— Job —
For each line in the data below that holds "this", return a copy.

— Supplied records —
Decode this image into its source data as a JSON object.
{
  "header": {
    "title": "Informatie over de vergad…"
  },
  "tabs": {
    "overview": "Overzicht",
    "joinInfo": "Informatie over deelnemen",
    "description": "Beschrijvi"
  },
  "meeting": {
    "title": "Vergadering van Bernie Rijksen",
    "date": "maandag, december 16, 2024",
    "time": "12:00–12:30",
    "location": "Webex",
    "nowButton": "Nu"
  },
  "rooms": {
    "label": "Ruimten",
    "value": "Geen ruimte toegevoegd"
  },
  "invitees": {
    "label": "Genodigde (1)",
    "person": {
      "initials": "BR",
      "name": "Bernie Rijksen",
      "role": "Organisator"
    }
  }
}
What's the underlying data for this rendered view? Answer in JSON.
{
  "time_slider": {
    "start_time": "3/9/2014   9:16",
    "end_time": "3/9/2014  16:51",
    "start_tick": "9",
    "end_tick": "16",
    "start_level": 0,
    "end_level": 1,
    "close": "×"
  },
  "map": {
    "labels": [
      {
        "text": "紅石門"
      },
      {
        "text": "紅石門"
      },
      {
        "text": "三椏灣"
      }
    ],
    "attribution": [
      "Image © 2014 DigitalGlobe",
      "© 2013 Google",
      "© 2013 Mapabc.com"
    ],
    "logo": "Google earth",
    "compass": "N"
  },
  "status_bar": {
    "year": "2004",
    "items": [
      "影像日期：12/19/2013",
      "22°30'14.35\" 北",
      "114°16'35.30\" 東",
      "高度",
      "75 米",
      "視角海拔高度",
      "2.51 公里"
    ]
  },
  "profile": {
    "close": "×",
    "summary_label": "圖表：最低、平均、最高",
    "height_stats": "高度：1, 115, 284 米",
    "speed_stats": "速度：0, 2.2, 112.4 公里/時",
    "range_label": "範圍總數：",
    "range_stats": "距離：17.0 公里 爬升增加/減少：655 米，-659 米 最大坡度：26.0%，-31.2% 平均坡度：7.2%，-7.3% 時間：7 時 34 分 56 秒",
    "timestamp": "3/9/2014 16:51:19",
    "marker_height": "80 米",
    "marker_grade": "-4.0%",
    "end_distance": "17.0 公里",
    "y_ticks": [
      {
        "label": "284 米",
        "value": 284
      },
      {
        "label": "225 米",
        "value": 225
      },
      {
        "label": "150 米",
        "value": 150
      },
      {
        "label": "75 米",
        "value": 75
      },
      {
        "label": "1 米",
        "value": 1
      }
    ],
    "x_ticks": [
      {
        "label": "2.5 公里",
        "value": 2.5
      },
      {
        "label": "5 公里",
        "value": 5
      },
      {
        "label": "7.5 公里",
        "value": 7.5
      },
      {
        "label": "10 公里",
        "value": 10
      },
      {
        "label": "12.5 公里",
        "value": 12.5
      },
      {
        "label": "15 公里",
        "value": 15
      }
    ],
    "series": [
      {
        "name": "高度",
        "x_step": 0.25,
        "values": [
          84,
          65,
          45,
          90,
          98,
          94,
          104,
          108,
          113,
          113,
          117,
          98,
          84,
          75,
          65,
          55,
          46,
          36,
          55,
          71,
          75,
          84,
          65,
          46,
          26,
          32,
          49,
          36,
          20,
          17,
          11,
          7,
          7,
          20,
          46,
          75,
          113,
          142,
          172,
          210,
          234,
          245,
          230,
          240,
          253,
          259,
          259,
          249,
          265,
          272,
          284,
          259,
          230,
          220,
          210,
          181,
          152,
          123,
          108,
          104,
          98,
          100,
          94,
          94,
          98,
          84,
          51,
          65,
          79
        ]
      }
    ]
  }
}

— The output —
Decode this image into its source data as a JSON object.
What's the underlying data for this rendered view? Answer in JSON.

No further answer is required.